- _Task to carry out_: Copy every line from the data below in which the string "GLOBAL" can be found.

- _Exercise materials_:

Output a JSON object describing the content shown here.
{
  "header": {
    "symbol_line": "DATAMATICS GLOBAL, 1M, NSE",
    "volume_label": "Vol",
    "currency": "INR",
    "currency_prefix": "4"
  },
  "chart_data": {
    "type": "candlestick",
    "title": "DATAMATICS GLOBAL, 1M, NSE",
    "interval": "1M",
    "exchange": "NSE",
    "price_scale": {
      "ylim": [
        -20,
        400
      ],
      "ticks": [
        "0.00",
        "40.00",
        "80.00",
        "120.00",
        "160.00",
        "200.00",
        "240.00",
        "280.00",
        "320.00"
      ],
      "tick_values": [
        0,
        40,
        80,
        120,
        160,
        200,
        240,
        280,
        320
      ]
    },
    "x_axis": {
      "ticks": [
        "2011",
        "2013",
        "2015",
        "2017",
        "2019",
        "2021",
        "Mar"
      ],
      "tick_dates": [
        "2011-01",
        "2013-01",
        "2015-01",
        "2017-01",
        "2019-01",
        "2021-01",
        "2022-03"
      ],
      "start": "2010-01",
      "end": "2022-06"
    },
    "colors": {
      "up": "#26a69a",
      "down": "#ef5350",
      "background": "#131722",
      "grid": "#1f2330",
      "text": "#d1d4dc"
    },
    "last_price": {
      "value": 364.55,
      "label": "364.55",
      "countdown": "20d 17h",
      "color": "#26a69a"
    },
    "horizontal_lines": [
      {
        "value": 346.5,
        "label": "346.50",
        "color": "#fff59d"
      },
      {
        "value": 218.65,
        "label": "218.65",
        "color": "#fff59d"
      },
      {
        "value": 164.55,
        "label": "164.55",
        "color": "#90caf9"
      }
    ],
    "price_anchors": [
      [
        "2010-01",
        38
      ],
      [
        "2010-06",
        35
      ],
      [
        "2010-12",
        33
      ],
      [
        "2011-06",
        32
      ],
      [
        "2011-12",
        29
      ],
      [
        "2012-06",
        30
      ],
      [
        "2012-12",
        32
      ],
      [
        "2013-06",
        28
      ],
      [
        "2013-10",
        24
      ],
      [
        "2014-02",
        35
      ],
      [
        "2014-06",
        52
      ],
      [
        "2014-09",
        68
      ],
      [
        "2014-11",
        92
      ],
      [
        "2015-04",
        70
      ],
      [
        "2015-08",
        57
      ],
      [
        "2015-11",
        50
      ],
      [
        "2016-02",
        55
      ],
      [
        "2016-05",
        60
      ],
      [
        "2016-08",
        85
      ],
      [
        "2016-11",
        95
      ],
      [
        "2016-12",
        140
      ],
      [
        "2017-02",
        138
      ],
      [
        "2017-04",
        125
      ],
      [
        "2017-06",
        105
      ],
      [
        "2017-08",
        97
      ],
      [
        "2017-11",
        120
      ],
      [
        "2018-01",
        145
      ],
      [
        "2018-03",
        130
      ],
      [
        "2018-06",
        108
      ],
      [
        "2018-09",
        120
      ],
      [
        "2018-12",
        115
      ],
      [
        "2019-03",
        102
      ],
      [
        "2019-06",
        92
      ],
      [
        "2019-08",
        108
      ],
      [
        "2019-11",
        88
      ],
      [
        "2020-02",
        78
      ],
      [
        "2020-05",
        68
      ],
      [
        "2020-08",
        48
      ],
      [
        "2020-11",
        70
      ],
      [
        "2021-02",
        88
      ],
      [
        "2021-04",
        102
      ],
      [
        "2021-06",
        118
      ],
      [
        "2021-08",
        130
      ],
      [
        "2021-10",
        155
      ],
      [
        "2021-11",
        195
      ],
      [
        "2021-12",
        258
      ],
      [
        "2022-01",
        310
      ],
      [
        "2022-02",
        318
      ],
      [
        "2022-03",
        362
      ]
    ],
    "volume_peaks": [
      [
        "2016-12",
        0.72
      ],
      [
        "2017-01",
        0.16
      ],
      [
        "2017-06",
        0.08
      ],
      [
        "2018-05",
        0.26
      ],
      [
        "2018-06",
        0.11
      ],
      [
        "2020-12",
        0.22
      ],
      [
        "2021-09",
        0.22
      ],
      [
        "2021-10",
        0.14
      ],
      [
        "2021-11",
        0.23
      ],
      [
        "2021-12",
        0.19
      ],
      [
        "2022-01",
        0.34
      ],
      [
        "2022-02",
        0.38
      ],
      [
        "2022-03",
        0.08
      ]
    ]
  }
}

- _Reply_:
    "symbol_line": "DATAMATICS GLOBAL, 1M, NSE",
    "title": "DATAMATICS GLOBAL, 1M, NSE",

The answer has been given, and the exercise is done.